=== EXERCISE ===
Reproduce the listing verbatim.

=== MATERIAL FOR THE TASK ===
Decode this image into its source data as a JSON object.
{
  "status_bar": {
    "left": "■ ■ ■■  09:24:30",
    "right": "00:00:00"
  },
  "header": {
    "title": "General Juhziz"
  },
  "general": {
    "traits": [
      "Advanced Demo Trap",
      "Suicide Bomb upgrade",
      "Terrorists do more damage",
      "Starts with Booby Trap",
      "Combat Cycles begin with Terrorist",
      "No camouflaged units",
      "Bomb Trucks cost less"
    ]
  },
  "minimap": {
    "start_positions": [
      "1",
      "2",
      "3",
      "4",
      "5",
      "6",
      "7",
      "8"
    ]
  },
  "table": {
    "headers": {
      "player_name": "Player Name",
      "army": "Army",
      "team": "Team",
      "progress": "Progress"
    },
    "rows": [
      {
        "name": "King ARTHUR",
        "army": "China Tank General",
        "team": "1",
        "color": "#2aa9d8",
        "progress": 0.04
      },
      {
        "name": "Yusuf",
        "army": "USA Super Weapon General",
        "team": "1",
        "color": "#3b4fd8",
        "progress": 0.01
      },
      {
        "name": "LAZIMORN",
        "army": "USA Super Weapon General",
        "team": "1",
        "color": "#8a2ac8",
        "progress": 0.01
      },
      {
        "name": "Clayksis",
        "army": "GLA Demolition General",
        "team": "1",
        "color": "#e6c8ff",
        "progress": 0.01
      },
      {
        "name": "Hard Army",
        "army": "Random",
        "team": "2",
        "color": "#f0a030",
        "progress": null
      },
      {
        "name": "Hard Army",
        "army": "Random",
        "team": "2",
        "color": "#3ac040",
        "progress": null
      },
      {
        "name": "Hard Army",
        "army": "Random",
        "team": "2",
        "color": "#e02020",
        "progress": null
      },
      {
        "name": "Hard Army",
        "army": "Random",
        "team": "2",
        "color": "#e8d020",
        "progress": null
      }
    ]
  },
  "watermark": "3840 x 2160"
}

=== FINAL ANSWER ===
Decode this image into its source data as a JSON object.
{
  "status_bar": {
    "left": "■ ■ ■■  09:24:30",
    "right": "00:00:00"
  },
  "header": {
    "title": "General Juhziz"
  },
  "general": {
    "traits": [
      "Advanced Demo Trap",
      "Suicide Bomb upgrade",
      "Terrorists do more damage",
      "Starts with Booby Trap",
      "Combat Cycles begin with Terrorist",
      "No camouflaged units",
      "Bomb Trucks cost less"
    ]
  },
  "minimap": {
    "start_positions": [
      "1",
      "2",
      "3",
      "4",
      "5",
      "6",
      "7",
      "8"
    ]
  },
  "table": {
    "headers": {
      "player_name": "Player Name",
      "army": "Army",
      "team": "Team",
      "progress": "Progress"
    },
    "rows": [
      {
        "name": "King ARTHUR",
        "army": "China Tank General",
        "team": "1",
        "color": "#2aa9d8",
        "progress": 0.04
      },
      {
        "name": "Yusuf",
        "army": "USA Super Weapon General",
        "team": "1",
        "color": "#3b4fd8",
        "progress": 0.01
      },
      {
        "name": "LAZIMORN",
        "army": "USA Super Weapon General",
        "team": "1",
        "color": "#8a2ac8",
        "progress": 0.01
      },
      {
        "name": "Clayksis",
        "army": "GLA Demolition General",
        "team": "1",
        "color": "#e6c8ff",
        "progress": 0.01
      },
      {
        "name": "Hard Army",
        "army": "Random",
        "team": "2",
        "color": "#f0a030",
        "progress": null
      },
      {
        "name": "Hard Army",
        "army": "Random",
        "team": "2",
        "color": "#3ac040",
        "progress": null
      },
      {
        "name": "Hard Army",
        "army": "Random",
        "team": "2",
        "color": "#e02020",
        "progress": null
      },
      {
        "name": "Hard Army",
        "army": "Random",
        "team": "2",
        "color": "#e8d020",
        "progress": null
      }
    ]
  },
  "watermark": "3840 x 2160"
}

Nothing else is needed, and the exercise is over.